Start of Source extract

Distilling the CORE DOMAIN is not easy, but it does lead to some easy decisions. You'll put a lot of effort into making your CORE distinctive, while keeping the rest of the design as generic as is practical. If you need to keep some aspect of your design secret as a competitive advantage, it is the CORE DOMAIN. There is no need to waste effort concealing the rest. And whenever a choice has to be made (due to time limitations) between two desirable refactorings, the one that most affects the CORE DOMAIN should be chosen first.



The patterns in this chapter make the CORE DOMAIN easier to see and use and change.


Choosing the CORE


We are looking at those parts of the model particular to representing your business domain and solving your business problems.


The CORE DOMAIN you choose depends on your point of view. For example, many applications need a generic model of money that could represent various currencies and their exchange rates and conversions. On the other hand, an application to support currency trading might need a more elaborate model of money, which would be considered part of the CORE. Even in such a case, there may be a part of the money model that is very generic. As insight into the domain deepens with experience, the distillation process can continue by separating the generic money concepts and retaining only the specialized aspects of the model in the CORE DOMAIN.


In a shipping application, the CORE could be the model of how cargoes are consolidated for shipping, how liability is transferred when containers change hands, or how a particular container is routed on various transports to reach its destination. In investment banking, the CORE could include the models of syndication of assets among assignees and participants.


One application's CORE DOMAIN is another application's generic supporting component. Still, throughout one project, and usually throughout one company, a consistent CORE can be defined. Like every other part of the design, the identification of the CORE DOMAIN should evolve through iterations. The importance of a particular set of relationships might not be apparent at first. The objects that seem obviously central at first may turn out to have supporting roles.


The discussion in the following sections, particularly GENERIC SUBDOMAINS, will give more guidelines for these decisions.



Who Does the Work?


The most technically proficient members of project teams seldom have much knowledge of the domain. This limits their usefulness and reinforces the tendency to assign them to supporting components, sustaining a vicious circle in which lack of knowledge keeps them away from the work that would build domain knowledge.

End of Source extract
Start of Extracted information

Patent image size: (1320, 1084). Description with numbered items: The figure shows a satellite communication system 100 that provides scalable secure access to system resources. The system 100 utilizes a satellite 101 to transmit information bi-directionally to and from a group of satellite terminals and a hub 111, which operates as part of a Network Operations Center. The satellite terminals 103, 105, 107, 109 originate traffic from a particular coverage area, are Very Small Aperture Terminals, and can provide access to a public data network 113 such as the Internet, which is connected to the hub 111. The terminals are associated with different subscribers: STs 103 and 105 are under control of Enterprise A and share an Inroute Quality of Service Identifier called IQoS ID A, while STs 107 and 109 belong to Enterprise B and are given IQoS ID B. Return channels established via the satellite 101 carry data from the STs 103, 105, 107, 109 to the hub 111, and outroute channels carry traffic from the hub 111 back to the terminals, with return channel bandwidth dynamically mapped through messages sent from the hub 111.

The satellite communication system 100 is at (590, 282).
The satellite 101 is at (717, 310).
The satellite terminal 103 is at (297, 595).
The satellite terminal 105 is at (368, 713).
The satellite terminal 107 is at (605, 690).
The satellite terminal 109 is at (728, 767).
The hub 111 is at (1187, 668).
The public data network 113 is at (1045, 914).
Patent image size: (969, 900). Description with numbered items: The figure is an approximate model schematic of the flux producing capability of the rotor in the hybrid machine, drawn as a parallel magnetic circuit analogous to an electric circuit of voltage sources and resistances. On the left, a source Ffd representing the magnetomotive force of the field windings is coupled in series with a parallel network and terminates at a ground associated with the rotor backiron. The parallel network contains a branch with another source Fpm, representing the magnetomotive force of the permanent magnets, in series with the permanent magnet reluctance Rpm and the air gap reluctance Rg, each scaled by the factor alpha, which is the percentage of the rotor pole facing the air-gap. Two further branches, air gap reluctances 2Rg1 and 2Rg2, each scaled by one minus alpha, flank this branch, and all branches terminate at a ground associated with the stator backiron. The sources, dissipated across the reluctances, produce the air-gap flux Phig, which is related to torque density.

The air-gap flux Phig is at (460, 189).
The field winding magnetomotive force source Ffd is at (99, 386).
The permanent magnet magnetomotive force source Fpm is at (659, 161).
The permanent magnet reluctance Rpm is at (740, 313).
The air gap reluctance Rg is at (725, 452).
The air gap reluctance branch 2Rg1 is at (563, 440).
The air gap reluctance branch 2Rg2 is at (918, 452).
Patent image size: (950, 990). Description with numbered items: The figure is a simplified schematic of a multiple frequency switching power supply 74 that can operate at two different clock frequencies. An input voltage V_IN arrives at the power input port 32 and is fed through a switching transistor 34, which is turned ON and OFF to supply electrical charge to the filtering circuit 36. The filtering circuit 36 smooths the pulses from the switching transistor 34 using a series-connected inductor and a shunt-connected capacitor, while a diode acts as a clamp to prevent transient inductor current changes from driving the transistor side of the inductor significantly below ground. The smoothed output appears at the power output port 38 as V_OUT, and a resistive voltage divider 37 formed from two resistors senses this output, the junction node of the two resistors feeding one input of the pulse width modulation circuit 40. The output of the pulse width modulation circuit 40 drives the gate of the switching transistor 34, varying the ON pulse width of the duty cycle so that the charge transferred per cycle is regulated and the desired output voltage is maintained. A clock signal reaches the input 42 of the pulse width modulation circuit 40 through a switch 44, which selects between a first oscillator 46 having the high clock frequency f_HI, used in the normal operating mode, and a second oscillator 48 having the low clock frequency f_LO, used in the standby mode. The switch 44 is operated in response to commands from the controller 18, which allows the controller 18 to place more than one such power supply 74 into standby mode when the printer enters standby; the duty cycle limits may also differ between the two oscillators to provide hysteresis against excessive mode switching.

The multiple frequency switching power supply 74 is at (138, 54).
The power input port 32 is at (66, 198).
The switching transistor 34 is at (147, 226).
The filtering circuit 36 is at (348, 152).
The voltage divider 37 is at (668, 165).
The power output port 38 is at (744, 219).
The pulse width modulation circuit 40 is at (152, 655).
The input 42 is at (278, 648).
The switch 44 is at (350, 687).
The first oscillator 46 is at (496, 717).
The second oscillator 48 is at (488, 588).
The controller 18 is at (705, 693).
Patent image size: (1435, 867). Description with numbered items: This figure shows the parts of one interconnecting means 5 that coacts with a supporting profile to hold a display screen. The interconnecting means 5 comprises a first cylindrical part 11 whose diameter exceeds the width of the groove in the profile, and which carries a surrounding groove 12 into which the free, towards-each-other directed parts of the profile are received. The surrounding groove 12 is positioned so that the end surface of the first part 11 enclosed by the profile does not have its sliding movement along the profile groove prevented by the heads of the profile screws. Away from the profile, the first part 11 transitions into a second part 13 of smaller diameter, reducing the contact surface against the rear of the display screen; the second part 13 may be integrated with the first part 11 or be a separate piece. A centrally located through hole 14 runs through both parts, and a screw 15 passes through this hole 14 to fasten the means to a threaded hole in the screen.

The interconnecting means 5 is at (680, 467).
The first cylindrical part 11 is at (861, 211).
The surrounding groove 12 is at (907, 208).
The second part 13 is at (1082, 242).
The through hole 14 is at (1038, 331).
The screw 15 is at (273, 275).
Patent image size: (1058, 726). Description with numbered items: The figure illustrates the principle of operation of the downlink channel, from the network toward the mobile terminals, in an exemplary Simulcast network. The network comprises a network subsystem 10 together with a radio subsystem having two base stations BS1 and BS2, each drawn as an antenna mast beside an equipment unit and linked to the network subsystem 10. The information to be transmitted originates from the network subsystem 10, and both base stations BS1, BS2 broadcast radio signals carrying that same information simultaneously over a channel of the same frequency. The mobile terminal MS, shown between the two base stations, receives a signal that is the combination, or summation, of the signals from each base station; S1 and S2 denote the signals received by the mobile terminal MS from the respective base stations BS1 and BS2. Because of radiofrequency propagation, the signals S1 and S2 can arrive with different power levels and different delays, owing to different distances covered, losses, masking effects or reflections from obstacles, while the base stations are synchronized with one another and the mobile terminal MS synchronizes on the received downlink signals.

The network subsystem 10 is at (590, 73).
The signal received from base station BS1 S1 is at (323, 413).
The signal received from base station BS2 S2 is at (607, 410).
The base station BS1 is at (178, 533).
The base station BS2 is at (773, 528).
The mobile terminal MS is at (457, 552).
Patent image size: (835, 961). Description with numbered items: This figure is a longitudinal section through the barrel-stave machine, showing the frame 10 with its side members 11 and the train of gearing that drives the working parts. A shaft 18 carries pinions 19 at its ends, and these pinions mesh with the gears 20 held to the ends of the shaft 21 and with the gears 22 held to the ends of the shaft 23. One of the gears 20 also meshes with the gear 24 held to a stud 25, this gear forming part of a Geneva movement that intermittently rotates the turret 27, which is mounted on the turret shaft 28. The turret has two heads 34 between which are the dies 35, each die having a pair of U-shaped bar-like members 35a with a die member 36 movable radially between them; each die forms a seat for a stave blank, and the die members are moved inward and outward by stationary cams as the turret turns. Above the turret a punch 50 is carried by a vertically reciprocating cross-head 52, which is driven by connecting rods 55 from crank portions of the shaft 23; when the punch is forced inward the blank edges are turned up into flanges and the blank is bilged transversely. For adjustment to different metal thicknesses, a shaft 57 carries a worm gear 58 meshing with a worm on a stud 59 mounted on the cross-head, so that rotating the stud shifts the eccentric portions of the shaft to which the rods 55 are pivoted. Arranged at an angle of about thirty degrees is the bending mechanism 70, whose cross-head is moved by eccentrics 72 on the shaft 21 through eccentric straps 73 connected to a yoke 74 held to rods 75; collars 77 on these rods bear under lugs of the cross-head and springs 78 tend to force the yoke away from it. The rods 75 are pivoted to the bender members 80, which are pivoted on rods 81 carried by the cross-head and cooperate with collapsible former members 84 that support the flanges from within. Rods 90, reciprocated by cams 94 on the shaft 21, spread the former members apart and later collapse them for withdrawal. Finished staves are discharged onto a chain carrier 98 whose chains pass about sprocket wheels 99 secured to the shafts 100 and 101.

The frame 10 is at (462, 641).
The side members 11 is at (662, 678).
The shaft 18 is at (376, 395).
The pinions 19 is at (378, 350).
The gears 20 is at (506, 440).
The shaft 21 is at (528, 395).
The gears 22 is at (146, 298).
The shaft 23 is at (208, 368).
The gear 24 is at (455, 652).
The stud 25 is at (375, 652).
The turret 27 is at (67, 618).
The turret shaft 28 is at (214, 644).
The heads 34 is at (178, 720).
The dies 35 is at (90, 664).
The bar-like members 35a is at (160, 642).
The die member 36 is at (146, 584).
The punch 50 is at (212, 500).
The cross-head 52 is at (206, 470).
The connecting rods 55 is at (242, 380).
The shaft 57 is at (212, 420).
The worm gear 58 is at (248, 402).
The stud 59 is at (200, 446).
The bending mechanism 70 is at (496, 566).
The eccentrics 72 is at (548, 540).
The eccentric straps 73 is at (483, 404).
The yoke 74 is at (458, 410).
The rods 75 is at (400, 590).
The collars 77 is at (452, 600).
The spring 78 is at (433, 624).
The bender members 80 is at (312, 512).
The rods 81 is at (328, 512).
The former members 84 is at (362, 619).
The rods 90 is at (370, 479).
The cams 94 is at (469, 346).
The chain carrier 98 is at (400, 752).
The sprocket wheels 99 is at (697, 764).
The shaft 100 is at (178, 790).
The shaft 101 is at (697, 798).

End of Extracted information

### Exercises
a. Duplicate the records from the line containing "Patent image size: (1435, 867)." through the line containing "The first cylindrical", with both of those lines included.
b. Pick up the passage on distilling the core domain after its last sentence and keep writing.
The records have no connection to the text.

### The responses
a.
Patent image size: (1435, 867). Description with numbered items: This figure shows the parts of one interconnecting means 5 that coacts with a supporting profile to hold a display screen. The interconnecting means 5 comprises a first cylindrical part 11 whose diameter exceeds the width of the groove in the profile, and which carries a surrounding groove 12 into which the free, towards-each-other directed parts of the profile are received. The surrounding groove 12 is positioned so that the end surface of the first part 11 enclosed by the profile does not have its sliding movement along the profile groove prevented by the heads of the profile screws. Away from the profile, the first part 11 transitions into a second part 13 of smaller diameter, reducing the contact surface against the rear of the display screen; the second part 13 may be integrated with the first part 11 or be a separate piece. A centrally located through hole 14 runs through both parts, and a screw 15 passes through this hole 14 to fasten the means to a threaded hole in the screen.

The interconnecting means 5 is at (680, 467).
The first cylindrical part 11 is at (861, 211).

b.
It is essential to break this cycle by assembling a team matching up a set of strong developers who have a long-term commitment and an interest in becoming repositories of domain knowledge with one or more domain experts who know the business deeply. Domain design is interesting, technically challenging work when approached seriously, and developers can be found who see it this way.


It is usually not practical to hire short-term, outside design expertise for the nuts and bolts of creating the CORE DOMAIN, because the team needs to accumulate domain knowledge, and a temporary member is a leak in the bucket. On the other hand, an expert in a teaching/mentoring role can be very valuable by helping the team build its domain design skills and facilitating the use of sophisticated principles that team members probably have not mastered.


For similar reasons, it is unlikely that the CORE DOMAIN can be purchased. Efforts have been made to build industry-specific model frameworks, conspicuous examples being the semiconductor industry consortium SEMATECH's CIM framework for semiconductor manufacturing automation, and IBM's "San Francisco" frameworks for a wide range of businesses. Although this is a very enticing idea, so far the results have not been compelling, except perhaps as PUBLISHED LANGUAGES facilitating data interchange (see Chapter 14). The book Domain-Specific Application Frameworks (Fayad and Johnson 2000) gives an overview of the state of this art. As the field advances, more workable frameworks may be available.


Even so, there is a more fundamental reason for caution: The greatest value of custom software comes from the total control of the CORE DOMAIN. A well-designed framework may be able to provide high-level abstractions that you can specialize for your use. It may save you from developing the more generic parts and leave you free to concentrate on the CORE. But if it constrains you more than that, then there are three likely possibilities.


  1. You are losing an essential software asset. Back off restrictive frameworks in your CORE DOMAIN.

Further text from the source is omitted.